Items:
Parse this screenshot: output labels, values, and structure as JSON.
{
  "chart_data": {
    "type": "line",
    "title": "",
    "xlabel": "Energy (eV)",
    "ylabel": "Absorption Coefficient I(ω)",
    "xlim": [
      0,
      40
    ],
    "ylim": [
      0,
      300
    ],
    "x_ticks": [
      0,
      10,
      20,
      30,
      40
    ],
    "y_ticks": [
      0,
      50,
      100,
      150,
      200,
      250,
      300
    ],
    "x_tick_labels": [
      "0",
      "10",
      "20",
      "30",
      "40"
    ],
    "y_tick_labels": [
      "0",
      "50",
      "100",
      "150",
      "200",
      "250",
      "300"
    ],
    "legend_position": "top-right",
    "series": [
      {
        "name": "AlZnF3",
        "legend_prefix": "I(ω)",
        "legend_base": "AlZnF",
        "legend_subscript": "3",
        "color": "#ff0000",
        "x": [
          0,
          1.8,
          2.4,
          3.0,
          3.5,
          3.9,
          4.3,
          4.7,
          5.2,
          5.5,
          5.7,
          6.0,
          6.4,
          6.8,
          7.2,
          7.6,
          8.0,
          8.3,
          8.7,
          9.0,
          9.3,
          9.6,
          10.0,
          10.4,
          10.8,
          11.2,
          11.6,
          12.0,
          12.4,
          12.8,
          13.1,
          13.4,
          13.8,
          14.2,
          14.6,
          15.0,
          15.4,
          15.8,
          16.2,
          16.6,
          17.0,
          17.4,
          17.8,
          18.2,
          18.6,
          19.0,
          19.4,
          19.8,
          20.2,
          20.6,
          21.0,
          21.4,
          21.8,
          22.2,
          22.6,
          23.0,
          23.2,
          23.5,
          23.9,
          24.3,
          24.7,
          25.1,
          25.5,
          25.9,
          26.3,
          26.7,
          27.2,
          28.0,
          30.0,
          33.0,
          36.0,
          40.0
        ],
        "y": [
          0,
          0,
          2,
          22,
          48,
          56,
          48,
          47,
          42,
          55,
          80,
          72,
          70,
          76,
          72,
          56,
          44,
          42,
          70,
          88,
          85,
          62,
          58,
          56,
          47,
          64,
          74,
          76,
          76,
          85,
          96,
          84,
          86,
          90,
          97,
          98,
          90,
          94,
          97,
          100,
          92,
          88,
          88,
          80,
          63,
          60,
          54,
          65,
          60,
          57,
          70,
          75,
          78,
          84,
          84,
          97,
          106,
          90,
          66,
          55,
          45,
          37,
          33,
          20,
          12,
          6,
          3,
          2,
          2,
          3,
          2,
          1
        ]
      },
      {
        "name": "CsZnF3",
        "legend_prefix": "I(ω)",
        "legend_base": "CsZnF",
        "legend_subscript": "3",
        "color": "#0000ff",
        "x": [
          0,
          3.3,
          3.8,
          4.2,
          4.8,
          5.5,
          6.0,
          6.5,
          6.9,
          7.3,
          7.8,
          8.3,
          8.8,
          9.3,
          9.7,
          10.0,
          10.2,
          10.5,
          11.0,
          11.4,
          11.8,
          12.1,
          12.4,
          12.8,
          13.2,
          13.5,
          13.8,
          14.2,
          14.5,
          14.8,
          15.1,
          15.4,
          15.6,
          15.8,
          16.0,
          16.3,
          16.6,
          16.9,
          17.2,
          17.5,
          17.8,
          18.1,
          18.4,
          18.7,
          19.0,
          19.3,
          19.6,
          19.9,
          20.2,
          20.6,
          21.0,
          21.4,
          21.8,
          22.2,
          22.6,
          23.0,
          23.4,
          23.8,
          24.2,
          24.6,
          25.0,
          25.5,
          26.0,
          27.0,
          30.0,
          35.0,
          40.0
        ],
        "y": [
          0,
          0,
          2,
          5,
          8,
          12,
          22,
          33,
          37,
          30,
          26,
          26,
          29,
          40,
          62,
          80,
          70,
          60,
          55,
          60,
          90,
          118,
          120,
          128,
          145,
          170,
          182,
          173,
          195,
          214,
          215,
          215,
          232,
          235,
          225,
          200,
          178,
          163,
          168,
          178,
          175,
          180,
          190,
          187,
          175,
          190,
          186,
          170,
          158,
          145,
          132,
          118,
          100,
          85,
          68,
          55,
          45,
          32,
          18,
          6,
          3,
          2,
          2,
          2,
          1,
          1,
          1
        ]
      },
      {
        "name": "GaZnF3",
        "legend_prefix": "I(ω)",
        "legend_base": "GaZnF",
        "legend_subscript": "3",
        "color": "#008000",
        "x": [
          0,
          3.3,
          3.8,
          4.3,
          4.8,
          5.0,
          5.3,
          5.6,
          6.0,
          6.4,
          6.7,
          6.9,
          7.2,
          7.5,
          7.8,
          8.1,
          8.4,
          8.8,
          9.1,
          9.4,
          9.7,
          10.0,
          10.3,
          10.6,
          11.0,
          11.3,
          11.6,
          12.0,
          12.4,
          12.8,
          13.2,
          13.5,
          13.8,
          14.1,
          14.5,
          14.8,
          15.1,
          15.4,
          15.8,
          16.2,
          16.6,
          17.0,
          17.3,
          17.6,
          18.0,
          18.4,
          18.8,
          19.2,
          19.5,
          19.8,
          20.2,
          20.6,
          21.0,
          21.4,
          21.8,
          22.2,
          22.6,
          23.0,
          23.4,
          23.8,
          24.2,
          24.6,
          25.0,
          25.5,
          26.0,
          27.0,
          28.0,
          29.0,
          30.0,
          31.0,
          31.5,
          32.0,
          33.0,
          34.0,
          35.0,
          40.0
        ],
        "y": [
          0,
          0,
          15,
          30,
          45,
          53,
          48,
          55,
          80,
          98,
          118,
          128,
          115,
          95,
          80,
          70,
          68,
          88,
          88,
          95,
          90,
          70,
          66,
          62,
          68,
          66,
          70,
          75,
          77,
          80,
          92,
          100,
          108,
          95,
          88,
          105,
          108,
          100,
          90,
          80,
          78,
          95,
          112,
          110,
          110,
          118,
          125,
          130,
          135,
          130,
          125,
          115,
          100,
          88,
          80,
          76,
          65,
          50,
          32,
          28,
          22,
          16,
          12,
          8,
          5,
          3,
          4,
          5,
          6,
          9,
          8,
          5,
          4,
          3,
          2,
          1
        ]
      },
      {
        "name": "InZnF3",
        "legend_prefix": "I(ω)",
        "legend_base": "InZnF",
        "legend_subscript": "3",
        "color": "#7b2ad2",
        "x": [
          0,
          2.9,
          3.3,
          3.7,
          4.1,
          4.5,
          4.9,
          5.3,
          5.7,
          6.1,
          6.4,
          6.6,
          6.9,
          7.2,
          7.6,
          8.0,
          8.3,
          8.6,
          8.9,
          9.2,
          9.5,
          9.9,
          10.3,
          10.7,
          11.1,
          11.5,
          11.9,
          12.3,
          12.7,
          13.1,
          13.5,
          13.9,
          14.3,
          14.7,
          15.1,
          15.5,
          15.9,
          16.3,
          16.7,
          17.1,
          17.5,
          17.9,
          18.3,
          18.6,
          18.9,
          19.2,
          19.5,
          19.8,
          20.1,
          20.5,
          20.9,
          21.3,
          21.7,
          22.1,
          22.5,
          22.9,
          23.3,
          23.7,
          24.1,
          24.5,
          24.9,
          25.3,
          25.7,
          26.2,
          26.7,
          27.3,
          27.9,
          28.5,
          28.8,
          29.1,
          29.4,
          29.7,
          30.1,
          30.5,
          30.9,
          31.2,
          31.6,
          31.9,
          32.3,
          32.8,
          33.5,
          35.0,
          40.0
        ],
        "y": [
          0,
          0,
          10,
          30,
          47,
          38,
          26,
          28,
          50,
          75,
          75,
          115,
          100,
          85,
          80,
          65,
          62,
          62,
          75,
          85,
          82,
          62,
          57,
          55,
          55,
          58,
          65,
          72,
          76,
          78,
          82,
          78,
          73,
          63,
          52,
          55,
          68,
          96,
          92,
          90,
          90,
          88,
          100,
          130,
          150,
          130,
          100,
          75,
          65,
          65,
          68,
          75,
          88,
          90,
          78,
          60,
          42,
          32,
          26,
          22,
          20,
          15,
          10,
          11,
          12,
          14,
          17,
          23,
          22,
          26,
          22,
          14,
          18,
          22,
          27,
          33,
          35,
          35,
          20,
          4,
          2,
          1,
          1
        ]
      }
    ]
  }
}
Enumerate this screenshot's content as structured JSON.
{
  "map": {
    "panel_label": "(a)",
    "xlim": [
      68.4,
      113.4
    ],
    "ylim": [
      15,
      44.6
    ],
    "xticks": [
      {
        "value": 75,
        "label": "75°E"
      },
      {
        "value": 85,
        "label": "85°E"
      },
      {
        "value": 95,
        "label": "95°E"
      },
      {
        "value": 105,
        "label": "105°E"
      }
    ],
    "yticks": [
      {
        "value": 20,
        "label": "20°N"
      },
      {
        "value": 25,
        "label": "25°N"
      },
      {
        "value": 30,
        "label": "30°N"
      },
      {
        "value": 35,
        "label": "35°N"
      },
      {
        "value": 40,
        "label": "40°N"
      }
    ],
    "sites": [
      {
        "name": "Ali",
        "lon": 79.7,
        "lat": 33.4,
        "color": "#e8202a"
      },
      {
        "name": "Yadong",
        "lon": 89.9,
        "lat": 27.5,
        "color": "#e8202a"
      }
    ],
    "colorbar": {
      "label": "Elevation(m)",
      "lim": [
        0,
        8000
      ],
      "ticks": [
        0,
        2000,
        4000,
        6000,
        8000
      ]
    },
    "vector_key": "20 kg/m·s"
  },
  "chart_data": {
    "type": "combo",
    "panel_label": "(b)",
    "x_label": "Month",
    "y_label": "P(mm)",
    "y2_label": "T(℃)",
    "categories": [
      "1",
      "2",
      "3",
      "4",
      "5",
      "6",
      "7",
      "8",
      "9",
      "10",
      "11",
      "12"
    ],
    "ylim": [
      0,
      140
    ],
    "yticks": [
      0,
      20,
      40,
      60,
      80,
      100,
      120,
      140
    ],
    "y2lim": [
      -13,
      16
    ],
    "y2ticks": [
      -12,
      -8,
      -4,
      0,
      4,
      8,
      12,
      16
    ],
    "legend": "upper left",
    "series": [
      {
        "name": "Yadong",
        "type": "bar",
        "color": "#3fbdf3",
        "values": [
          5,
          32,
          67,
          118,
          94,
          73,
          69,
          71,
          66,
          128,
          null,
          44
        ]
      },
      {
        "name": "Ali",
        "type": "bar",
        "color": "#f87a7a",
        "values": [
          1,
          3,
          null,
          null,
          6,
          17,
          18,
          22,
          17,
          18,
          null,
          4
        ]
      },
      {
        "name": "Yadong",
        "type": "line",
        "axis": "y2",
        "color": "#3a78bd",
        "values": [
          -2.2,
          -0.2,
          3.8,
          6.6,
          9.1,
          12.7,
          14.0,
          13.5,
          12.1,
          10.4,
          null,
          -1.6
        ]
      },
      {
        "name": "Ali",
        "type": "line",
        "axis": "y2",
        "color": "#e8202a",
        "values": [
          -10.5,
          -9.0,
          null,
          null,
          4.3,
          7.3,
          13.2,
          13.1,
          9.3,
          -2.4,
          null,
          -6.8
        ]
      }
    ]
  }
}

Work required: Pick out the lines containing the string "JSON" and show them.

Result:
Parse this screenshot: output labels, values, and structure as JSON.
Enumerate this screenshot's content as structured JSON.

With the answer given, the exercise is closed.